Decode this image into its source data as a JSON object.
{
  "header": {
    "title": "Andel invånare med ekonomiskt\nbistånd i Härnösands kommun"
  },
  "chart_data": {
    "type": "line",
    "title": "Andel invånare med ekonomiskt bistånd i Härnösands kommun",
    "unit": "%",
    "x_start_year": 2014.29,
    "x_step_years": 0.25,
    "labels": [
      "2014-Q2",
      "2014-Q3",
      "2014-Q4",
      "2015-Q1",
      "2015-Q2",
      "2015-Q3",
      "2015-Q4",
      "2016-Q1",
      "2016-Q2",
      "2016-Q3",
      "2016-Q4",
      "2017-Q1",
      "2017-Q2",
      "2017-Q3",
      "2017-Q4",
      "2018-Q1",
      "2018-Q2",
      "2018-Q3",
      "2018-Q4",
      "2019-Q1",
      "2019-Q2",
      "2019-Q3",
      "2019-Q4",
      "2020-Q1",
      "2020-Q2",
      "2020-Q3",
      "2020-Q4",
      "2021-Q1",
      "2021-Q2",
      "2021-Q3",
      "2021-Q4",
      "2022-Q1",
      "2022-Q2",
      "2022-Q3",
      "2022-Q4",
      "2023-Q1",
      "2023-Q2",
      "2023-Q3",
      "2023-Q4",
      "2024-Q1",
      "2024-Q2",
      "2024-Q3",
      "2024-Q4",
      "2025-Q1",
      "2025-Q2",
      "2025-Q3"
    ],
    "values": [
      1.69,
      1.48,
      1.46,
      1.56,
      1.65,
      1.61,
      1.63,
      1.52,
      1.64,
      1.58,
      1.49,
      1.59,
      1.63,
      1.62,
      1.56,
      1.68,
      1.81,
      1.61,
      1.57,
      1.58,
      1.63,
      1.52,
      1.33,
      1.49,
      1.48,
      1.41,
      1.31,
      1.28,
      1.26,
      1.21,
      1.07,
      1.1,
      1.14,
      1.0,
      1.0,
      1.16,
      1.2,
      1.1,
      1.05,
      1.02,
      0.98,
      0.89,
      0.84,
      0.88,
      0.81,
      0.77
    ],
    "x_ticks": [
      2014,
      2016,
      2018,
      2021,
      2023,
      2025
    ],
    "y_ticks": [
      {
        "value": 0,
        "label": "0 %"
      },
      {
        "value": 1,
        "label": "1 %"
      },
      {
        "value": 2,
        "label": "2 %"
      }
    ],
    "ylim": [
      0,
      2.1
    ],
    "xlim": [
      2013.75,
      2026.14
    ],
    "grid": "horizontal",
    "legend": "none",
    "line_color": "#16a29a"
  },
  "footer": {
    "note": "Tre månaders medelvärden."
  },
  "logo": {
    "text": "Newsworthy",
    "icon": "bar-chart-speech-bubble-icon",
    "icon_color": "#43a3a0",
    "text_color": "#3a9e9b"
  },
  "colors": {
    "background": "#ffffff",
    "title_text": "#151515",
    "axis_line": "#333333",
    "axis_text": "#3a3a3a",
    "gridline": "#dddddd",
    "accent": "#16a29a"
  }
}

Your task: Extract the listing in its entirety, matching it exactly.

Reply:
Decode this image into its source data as a JSON object.
{
  "header": {
    "title": "Andel invånare med ekonomiskt\nbistånd i Härnösands kommun"
  },
  "chart_data": {
    "type": "line",
    "title": "Andel invånare med ekonomiskt bistånd i Härnösands kommun",
    "unit": "%",
    "x_start_year": 2014.29,
    "x_step_years": 0.25,
    "labels": [
      "2014-Q2",
      "2014-Q3",
      "2014-Q4",
      "2015-Q1",
      "2015-Q2",
      "2015-Q3",
      "2015-Q4",
      "2016-Q1",
      "2016-Q2",
      "2016-Q3",
      "2016-Q4",
      "2017-Q1",
      "2017-Q2",
      "2017-Q3",
      "2017-Q4",
      "2018-Q1",
      "2018-Q2",
      "2018-Q3",
      "2018-Q4",
      "2019-Q1",
      "2019-Q2",
      "2019-Q3",
      "2019-Q4",
      "2020-Q1",
      "2020-Q2",
      "2020-Q3",
      "2020-Q4",
      "2021-Q1",
      "2021-Q2",
      "2021-Q3",
      "2021-Q4",
      "2022-Q1",
      "2022-Q2",
      "2022-Q3",
      "2022-Q4",
      "2023-Q1",
      "2023-Q2",
      "2023-Q3",
      "2023-Q4",
      "2024-Q1",
      "2024-Q2",
      "2024-Q3",
      "2024-Q4",
      "2025-Q1",
      "2025-Q2",
      "2025-Q3"
    ],
    "values": [
      1.69,
      1.48,
      1.46,
      1.56,
      1.65,
      1.61,
      1.63,
      1.52,
      1.64,
      1.58,
      1.49,
      1.59,
      1.63,
      1.62,
      1.56,
      1.68,
      1.81,
      1.61,
      1.57,
      1.58,
      1.63,
      1.52,
      1.33,
      1.49,
      1.48,
      1.41,
      1.31,
      1.28,
      1.26,
      1.21,
      1.07,
      1.1,
      1.14,
      1.0,
      1.0,
      1.16,
      1.2,
      1.1,
      1.05,
      1.02,
      0.98,
      0.89,
      0.84,
      0.88,
      0.81,
      0.77
    ],
    "x_ticks": [
      2014,
      2016,
      2018,
      2021,
      2023,
      2025
    ],
    "y_ticks": [
      {
        "value": 0,
        "label": "0 %"
      },
      {
        "value": 1,
        "label": "1 %"
      },
      {
        "value": 2,
        "label": "2 %"
      }
    ],
    "ylim": [
      0,
      2.1
    ],
    "xlim": [
      2013.75,
      2026.14
    ],
    "grid": "horizontal",
    "legend": "none",
    "line_color": "#16a29a"
  },
  "footer": {
    "note": "Tre månaders medelvärden."
  },
  "logo": {
    "text": "Newsworthy",
    "icon": "bar-chart-speech-bubble-icon",
    "icon_color": "#43a3a0",
    "text_color": "#3a9e9b"
  },
  "colors": {
    "background": "#ffffff",
    "title_text": "#151515",
    "axis_line": "#333333",
    "axis_text": "#3a3a3a",
    "gridline": "#dddddd",
    "accent": "#16a29a"
  }
}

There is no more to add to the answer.